WHAT IS REQUIRED
Print all of the data exactly as written.

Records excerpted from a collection

########

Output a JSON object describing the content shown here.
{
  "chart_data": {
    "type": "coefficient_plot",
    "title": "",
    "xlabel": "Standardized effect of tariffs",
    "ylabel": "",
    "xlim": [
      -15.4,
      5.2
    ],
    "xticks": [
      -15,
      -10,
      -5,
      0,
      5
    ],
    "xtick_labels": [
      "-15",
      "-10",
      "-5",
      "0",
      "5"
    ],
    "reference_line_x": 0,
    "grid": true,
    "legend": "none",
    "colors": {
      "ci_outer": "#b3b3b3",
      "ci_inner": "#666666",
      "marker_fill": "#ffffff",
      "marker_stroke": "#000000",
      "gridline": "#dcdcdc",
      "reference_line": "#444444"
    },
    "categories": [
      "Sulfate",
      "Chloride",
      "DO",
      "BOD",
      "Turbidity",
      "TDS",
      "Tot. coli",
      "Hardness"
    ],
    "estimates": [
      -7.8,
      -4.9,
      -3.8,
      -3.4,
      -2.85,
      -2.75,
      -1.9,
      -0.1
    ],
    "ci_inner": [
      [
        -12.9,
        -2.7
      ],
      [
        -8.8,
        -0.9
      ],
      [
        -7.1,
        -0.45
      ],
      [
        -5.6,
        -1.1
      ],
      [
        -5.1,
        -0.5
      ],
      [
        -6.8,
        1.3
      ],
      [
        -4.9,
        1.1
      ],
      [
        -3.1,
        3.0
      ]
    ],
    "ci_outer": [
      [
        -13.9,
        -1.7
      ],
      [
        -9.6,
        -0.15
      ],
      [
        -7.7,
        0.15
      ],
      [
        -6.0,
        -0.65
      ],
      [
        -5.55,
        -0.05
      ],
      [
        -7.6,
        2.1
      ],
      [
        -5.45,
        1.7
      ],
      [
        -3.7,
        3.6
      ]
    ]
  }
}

########

SOLVED PROBLEM
Output a JSON object describing the content shown here.
{
  "chart_data": {
    "type": "coefficient_plot",
    "title": "",
    "xlabel": "Standardized effect of tariffs",
    "ylabel": "",
    "xlim": [
      -15.4,
      5.2
    ],
    "xticks": [
      -15,
      -10,
      -5,
      0,
      5
    ],
    "xtick_labels": [
      "-15",
      "-10",
      "-5",
      "0",
      "5"
    ],
    "reference_line_x": 0,
    "grid": true,
    "legend": "none",
    "colors": {
      "ci_outer": "#b3b3b3",
      "ci_inner": "#666666",
      "marker_fill": "#ffffff",
      "marker_stroke": "#000000",
      "gridline": "#dcdcdc",
      "reference_line": "#444444"
    },
    "categories": [
      "Sulfate",
      "Chloride",
      "DO",
      "BOD",
      "Turbidity",
      "TDS",
      "Tot. coli",
      "Hardness"
    ],
    "estimates": [
      -7.8,
      -4.9,
      -3.8,
      -3.4,
      -2.85,
      -2.75,
      -1.9,
      -0.1
    ],
    "ci_inner": [
      [
        -12.9,
        -2.7
      ],
      [
        -8.8,
        -0.9
      ],
      [
        -7.1,
        -0.45
      ],
      [
        -5.6,
        -1.1
      ],
      [
        -5.1,
        -0.5
      ],
      [
        -6.8,
        1.3
      ],
      [
        -4.9,
        1.1
      ],
      [
        -3.1,
        3.0
      ]
    ],
    "ci_outer": [
      [
        -13.9,
        -1.7
      ],
      [
        -9.6,
        -0.15
      ],
      [
        -7.7,
        0.15
      ],
      [
        -6.0,
        -0.65
      ],
      [
        -5.55,
        -0.05
      ],
      [
        -7.6,
        2.1
      ],
      [
        -5.45,
        1.7
      ],
      [
        -3.7,
        3.6
      ]
    ]
  }
}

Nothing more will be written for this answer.